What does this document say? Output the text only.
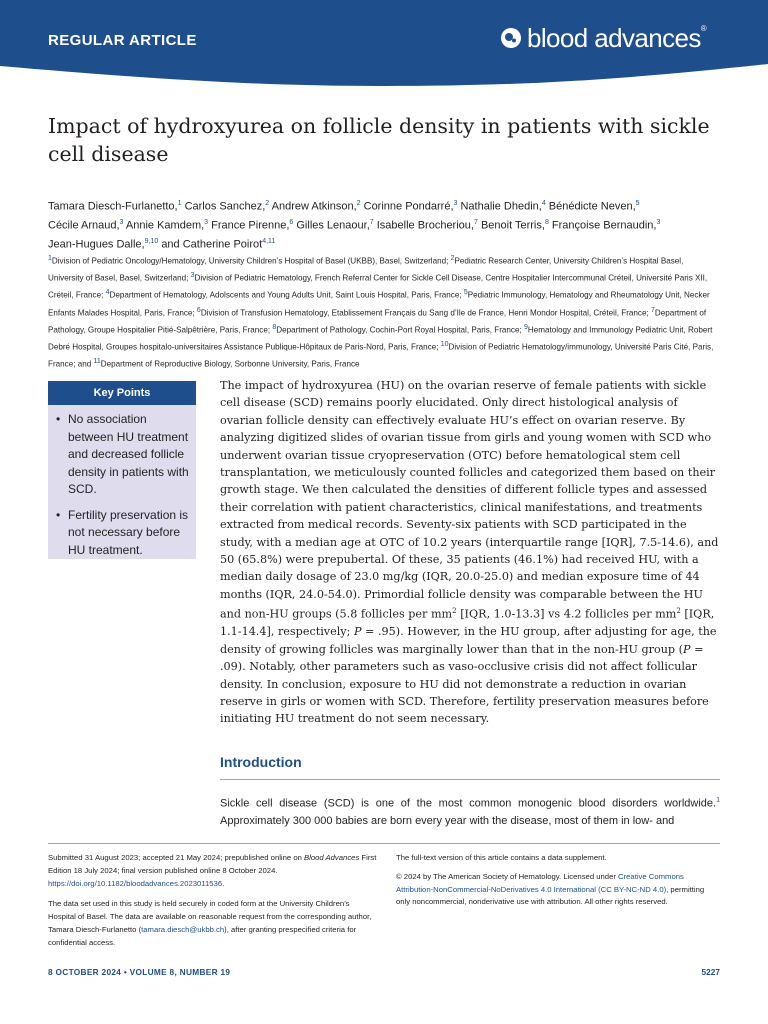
REGULAR ARTICLE	blood advances ®
Impact of hydroxyurea on follicle density in patients with sickle cell disease
Tamara Diesch-Furlanetto,$^1$ Carlos Sanchez,$^2$ Andrew Atkinson,$^2$ Corinne Pondarré,$^3$ Nathalie Dhedin,$^4$ Bénédicte Neven,$^5$
Cécile Arnaud,$^3$ Annie Kamdem,$^3$ France Pirenne,$^6$ Gilles Lenaour,$^7$ Isabelle Brocheriou,$^7$ Benoit Terris,$^8$ Françoise Bernaudin,$^3$
Jean-Hugues Dalle,$^{9,10}$ and Catherine Poirot$^{4,11}$
$^1$Division of Pediatric Oncology/Hematology, University Children’s Hospital of Basel (UKBB), Basel, Switzerland; $^2$Pediatric Research Center, University Children’s Hospital Basel, University of Basel, Basel, Switzerland; $^3$Division of Pediatric Hematology, French Referral Center for Sickle Cell Disease, Centre Hospitalier Intercommunal Créteil, Université Paris XII, Créteil, France; $^4$Department of Hematology, Adolscents and Young Adults Unit, Saint Louis Hospital, Paris, France; $^5$Pediatric Immunology, Hematology and Rheumatology Unit, Necker Enfants Malades Hospital, Paris, France; $^6$Division of Transfusion Hematology, Etablissement Français du Sang d’Ile de France, Henri Mondor Hospital, Créteil, France; $^7$Department of Pathology, Groupe Hospitalier Pitié-Salpêtrière, Paris, France; $^8$Department of Pathology, Cochin-Port Royal Hospital, Paris, France; $^9$Hematology and Immunology Pediatric Unit, Robert Debré Hospital, Groupes hospitalo-universitaires Assistance Publique-Hôpitaux de Paris-Nord, Paris, France; $^{10}$Division of Pediatric Hematology/immunology, Université Paris Cité, Paris, France; and $^{11}$Department of Reproductive Biology, Sorbonne University, Paris, France
Key Points
• No association between HU treatment and decreased follicle density in patients with SCD.
• Fertility preservation is not necessary before HU treatment.
The impact of hydroxyurea (HU) on the ovarian reserve of female patients with sickle cell disease (SCD) remains poorly elucidated. Only direct histological analysis of ovarian follicle density can effectively evaluate HU’s effect on ovarian reserve. By analyzing digitized slides of ovarian tissue from girls and young women with SCD who underwent ovarian tissue cryopreservation (OTC) before hematological stem cell transplantation, we meticulously counted follicles and categorized them based on their growth stage. We then calculated the densities of different follicle types and assessed their correlation with patient characteristics, clinical manifestations, and treatments extracted from medical records. Seventy-six patients with SCD participated in the study, with a median age at OTC of 10.2 years (interquartile range [IQR], 7.5-14.6), and 50 (65.8%) were prepubertal. Of these, 35 patients (46.1%) had received HU, with a median daily dosage of 23.0 mg/kg (IQR, 20.0-25.0) and median exposure time of 44 months (IQR, 24.0-54.0). Primordial follicle density was comparable between the HU and non-HU groups (5.8 follicles per $mm^2$ [IQR, 1.0-13.3] vs 4.2 follicles per $mm^2$ [IQR, 1.1-14.4], respectively; P = .95). However, in the HU group, after adjusting for age, the density of growing follicles was marginally lower than that in the non-HU group (P = .09). Notably, other parameters such as vaso-occlusive crisis did not affect follicular density. In conclusion, exposure to HU did not demonstrate a reduction in ovarian reserve in girls or women with SCD. Therefore, fertility preservation measures before initiating HU treatment do not seem necessary.
Introduction
Sickle cell disease (SCD) is one of the most common monogenic blood disorders worldwide.$^1$ Approximately 300 000 babies are born every year with the disease, most of them in low- and

Submitted 31 August 2023; accepted 21 May 2024; prepublished online on Blood Advances First Edition 18 July 2024; final version published online 8 October 2024. https://doi.org/10.1182/bloodadvances.2023011536.

The data set used in this study is held securely in coded form at the University Children’s Hospital of Basel. The data are available on reasonable request from the corresponding author, Tamara Diesch-Furlanetto (tamara.diesch@ukbb.ch), after granting prespecified criteria for confidential access.

The full-text version of this article contains a data supplement.

© 2024 by The American Society of Hematology. Licensed under Creative Commons Attribution-NonCommercial-NoDerivatives 4.0 International (CC BY-NC-ND 4.0), permitting only noncommercial, nonderivative use with attribution. All other rights reserved.

8 OCTOBER 2024 • VOLUME 8, NUMBER 19	5227
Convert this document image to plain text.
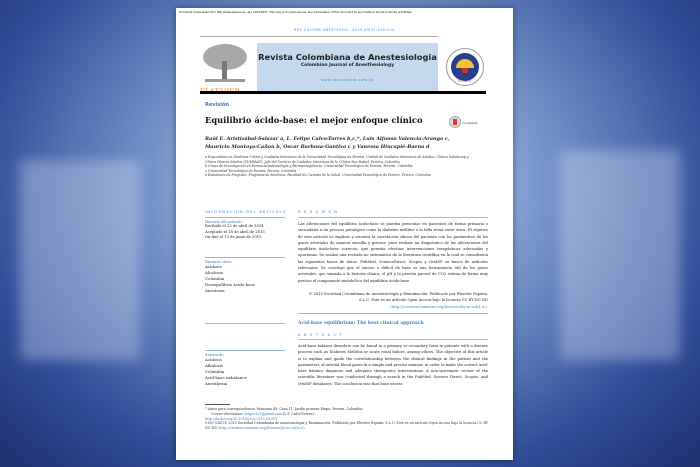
Document downloaded from http://www.elsevier.es, day 14/07/2017. This copy is for personal use. Any transmission of this document by any media or format is strictly prohibited.
REV COLOMB ANESTESIOL. 2015;43(3):219-224
Revista Colombiana de Anestesiologia
Colombian Journal of Anesthesiology
www.revcolanest.com.co	S.C.A.R.E.
Revisión
Equilibrio ácido-base: el mejor enfoque clínico	CrossMark
Raúl E. Aristizábal-Salazar a, L. Felipe Calvo-Torres b,c,*, Luis Alfonso Valencia-Arango c,
Mauricio Montoya-Cañon b, Oscar Barbosa-Gantiva c y Vanessa Hincapié-Baena d
a Especialista en Medicina Crítica y Cuidados Intensivos de la Universidad Tecnológica de Pereira, Unidad de Cuidados Intensivos de Adultos, Clínica Saludcoop y Clínica Pinares Médica (SUMMAN), Jefe del Servicio de Cuidados Intensivos de la Clínica San Rafael, Pereira, Colombia
b Grupo de Investigación en Farmacoepidemiología y Farmacovigilancia, Universidad Tecnológica de Pereira, Pereira, Colombia
c Universidad Tecnológica de Pereira, Pereira, Colombia
d Estudiante de Pregrado, Programa de Medicina, Facultad de Ciencias de la Salud, Universidad Tecnológica de Pereira, Pereira, Colombia
INFORMACIÓN DEL ARTÍCULO
Historia del artículo:
Recibido el 22 de abril de 2014
Aceptado el 18 de abril de 2015
On-line el 13 de junio de 2015
Palabras clave:
Acidosis
Alcalosis
Colombia
Desequilibrio ácido-base
Anestesia
Keywords:
Acidosis
Alkalosis
Colombia
Acid-base imbalance
Anesthesia
R E S U M E N
Las alteraciones del equilibrio ácido-base se pueden presentar en pacientes de forma primaria o secundaria a un proceso patológico como la diabetes mellitus o la falla renal entre otros. El objetivo de este artículo es explicar y orientar la correlación clínica del paciente con los parámetros de los gases arteriales de manera sencilla y precisa, para realizar un diagnóstico de las alteraciones del equilibrio ácido-base correcto, que permita efectuar intervenciones terapéuticas adecuadas y oportunas. Se realizó una revisión no sistemática de la literatura científica en la cual se consultaron las siguientes bases de datos: PubMed, ScienceDirect, Scopus y OvidSP en busca de artículos relevantes. Se concluyó que el exceso o déficit de base es una herramienta útil de los gases arteriales, que sumada a la historia clínica, el pH y la presión parcial de CO2 estima de forma muy precisa el componente metabólico del equilibrio ácido-base.
© 2015 Sociedad Colombiana de Anestesiología y Reanimación. Publicado por Elsevier España, S.L.U. Este es un artículo Open Access bajo la licencia CC BY-NC-ND (http://creativecommons.org/licenses/by-nc-nd/4.0/).
Acid-base equilibrium: The best clinical approach
A B S T R A C T
Acid-base balance disorders can be found in a primary or secondary form in patients with a disease process such as Diabetes Mellitus or acute renal failure, among others. The objective of this article is to explain and guide the correlationship between the clinical findings in the patient and the parameters of arterial blood gases in a simple and precise manner, in order to make the correct acid-base balance diagnosis and adequate therapeutic interventions. A non-systematic review of the scientific literature was conducted through a search in the PubMed, Science Direct, Scopus, and OvidSP databases. The conclusion was that base excess
* Autor para correspondencia. Manzana 49, Casa 11, Jardín primera Etapa, Pereira, Colombia.
Correo electrónico: felipect27@gmail.com (L.F. Calvo-Torres).
http://dx.doi.org/10.1016/j.rca.2015.04.001
0120-3347/© 2015 Sociedad Colombiana de Anestesiología y Reanimación. Publicado por Elsevier España, S.L.U. Este es un artículo Open Access bajo la licencia CC BY-NC-ND (http://creativecommons.org/licenses/by-nc-nd/4.0/).
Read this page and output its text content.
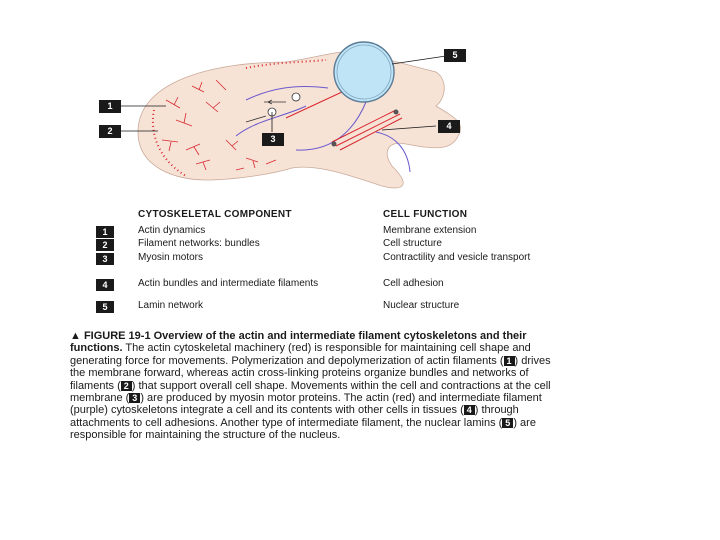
1
2
3
4
5
CYTOSKELETAL COMPONENT	CELL FUNCTION
1	Actin dynamics	Membrane extension
2	Filament networks: bundles	Cell structure
3	Myosin motors	Contractility and vesicle transport
4	Actin bundles and intermediate filaments	Cell adhesion
5	Lamin network	Nuclear structure
▲ FIGURE 19-1 Overview of the actin and intermediate filament cytoskeletons and their functions. The actin cytoskeletal machinery (red) is responsible for maintaining cell shape and generating force for movements. Polymerization and depolymerization of actin filaments ( 1 ) drives the membrane forward, whereas actin cross-linking proteins organize bundles and networks of filaments ( 2 ) that support overall cell shape. Movements within the cell and contractions at the cell membrane ( 3 ) are produced by myosin motor proteins. The actin (red) and intermediate filament (purple) cytoskeletons integrate a cell and its contents with other cells in tissues ( 4 ) through attachments to cell adhesions. Another type of intermediate filament, the nuclear lamins ( 5 ) are responsible for maintaining the structure of the nucleus.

- [Required action]:
Would you filter the records and copy out each line containing "document"?

- [Written answer]:
What does this document say? Output the text only.
Convert this document image to plain text.
Document downloaded from http://www.elsevier.es, day 14/07/2017. This copy is for personal use. Any transmission of this document by any media or format is strictly prohibited.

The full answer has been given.